To do. Output all of the entries exactly as written.

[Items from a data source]
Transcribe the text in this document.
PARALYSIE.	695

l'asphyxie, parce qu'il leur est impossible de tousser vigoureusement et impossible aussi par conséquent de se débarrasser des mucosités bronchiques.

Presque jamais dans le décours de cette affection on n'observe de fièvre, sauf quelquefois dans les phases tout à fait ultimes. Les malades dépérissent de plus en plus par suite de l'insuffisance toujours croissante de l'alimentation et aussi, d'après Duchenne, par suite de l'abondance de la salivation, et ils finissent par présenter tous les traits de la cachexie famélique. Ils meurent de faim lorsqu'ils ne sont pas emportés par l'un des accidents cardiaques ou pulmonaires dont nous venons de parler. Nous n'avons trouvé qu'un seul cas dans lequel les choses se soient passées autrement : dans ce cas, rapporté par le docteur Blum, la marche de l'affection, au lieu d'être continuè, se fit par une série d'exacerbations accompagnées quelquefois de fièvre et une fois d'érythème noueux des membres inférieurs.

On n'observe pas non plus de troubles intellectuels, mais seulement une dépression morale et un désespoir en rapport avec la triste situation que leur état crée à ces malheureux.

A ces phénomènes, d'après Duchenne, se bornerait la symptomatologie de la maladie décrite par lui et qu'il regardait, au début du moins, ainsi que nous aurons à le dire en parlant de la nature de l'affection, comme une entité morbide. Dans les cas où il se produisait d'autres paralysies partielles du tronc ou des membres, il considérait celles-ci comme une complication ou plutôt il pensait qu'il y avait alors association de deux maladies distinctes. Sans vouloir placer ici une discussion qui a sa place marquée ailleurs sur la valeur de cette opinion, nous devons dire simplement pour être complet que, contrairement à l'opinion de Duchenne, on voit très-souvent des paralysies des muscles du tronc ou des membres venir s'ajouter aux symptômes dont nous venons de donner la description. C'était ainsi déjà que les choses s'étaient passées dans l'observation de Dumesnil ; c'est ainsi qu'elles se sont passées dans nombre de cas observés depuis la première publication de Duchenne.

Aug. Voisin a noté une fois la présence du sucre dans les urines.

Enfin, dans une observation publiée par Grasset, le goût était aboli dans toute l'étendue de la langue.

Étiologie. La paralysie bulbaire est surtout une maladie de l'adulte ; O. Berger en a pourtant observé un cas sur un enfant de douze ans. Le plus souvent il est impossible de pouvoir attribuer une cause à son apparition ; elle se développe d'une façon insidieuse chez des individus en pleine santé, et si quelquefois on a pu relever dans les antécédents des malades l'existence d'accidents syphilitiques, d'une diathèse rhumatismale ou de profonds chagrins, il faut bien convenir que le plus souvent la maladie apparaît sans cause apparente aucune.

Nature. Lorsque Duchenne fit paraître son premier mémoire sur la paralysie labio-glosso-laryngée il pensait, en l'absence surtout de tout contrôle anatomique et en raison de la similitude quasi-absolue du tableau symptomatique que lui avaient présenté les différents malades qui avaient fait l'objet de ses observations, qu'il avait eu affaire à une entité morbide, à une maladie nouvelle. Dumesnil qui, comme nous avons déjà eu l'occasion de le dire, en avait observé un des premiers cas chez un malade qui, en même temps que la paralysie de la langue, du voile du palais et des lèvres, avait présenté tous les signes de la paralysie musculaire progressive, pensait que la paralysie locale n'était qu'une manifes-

The output.
Transcribe the text in this document.
PARALYSIE.	695

l'asphyxie, parce qu'il leur est impossible de tousser vigoureusement et impossible aussi par conséquent de se débarrasser des mucosités bronchiques.

Presque jamais dans le décours de cette affection on n'observe de fièvre, sauf quelquefois dans les phases tout à fait ultimes. Les malades dépérissent de plus en plus par suite de l'insuffisance toujours croissante de l'alimentation et aussi, d'après Duchenne, par suite de l'abondance de la salivation, et ils finissent par présenter tous les traits de la cachexie famélique. Ils meurent de faim lorsqu'ils ne sont pas emportés par l'un des accidents cardiaques ou pulmonaires dont nous venons de parler. Nous n'avons trouvé qu'un seul cas dans lequel les choses se soient passées autrement : dans ce cas, rapporté par le docteur Blum, la marche de l'affection, au lieu d'être continuè, se fit par une série d'exacerbations accompagnées quelquefois de fièvre et une fois d'érythème noueux des membres inférieurs.

On n'observe pas non plus de troubles intellectuels, mais seulement une dépression morale et un désespoir en rapport avec la triste situation que leur état crée à ces malheureux.

A ces phénomènes, d'après Duchenne, se bornerait la symptomatologie de la maladie décrite par lui et qu'il regardait, au début du moins, ainsi que nous aurons à le dire en parlant de la nature de l'affection, comme une entité morbide. Dans les cas où il se produisait d'autres paralysies partielles du tronc ou des membres, il considérait celles-ci comme une complication ou plutôt il pensait qu'il y avait alors association de deux maladies distinctes. Sans vouloir placer ici une discussion qui a sa place marquée ailleurs sur la valeur de cette opinion, nous devons dire simplement pour être complet que, contrairement à l'opinion de Duchenne, on voit très-souvent des paralysies des muscles du tronc ou des membres venir s'ajouter aux symptômes dont nous venons de donner la description. C'était ainsi déjà que les choses s'étaient passées dans l'observation de Dumesnil ; c'est ainsi qu'elles se sont passées dans nombre de cas observés depuis la première publication de Duchenne.

Aug. Voisin a noté une fois la présence du sucre dans les urines.

Enfin, dans une observation publiée par Grasset, le goût était aboli dans toute l'étendue de la langue.

Étiologie. La paralysie bulbaire est surtout une maladie de l'adulte ; O. Berger en a pourtant observé un cas sur un enfant de douze ans. Le plus souvent il est impossible de pouvoir attribuer une cause à son apparition ; elle se développe d'une façon insidieuse chez des individus en pleine santé, et si quelquefois on a pu relever dans les antécédents des malades l'existence d'accidents syphilitiques, d'une diathèse rhumatismale ou de profonds chagrins, il faut bien convenir que le plus souvent la maladie apparaît sans cause apparente aucune.

Nature. Lorsque Duchenne fit paraître son premier mémoire sur la paralysie labio-glosso-laryngée il pensait, en l'absence surtout de tout contrôle anatomique et en raison de la similitude quasi-absolue du tableau symptomatique que lui avaient présenté les différents malades qui avaient fait l'objet de ses observations, qu'il avait eu affaire à une entité morbide, à une maladie nouvelle. Dumesnil qui, comme nous avons déjà eu l'occasion de le dire, en avait observé un des premiers cas chez un malade qui, en même temps que la paralysie de la langue, du voile du palais et des lèvres, avait présenté tous les signes de la paralysie musculaire progressive, pensait que la paralysie locale n'était qu'une manifes-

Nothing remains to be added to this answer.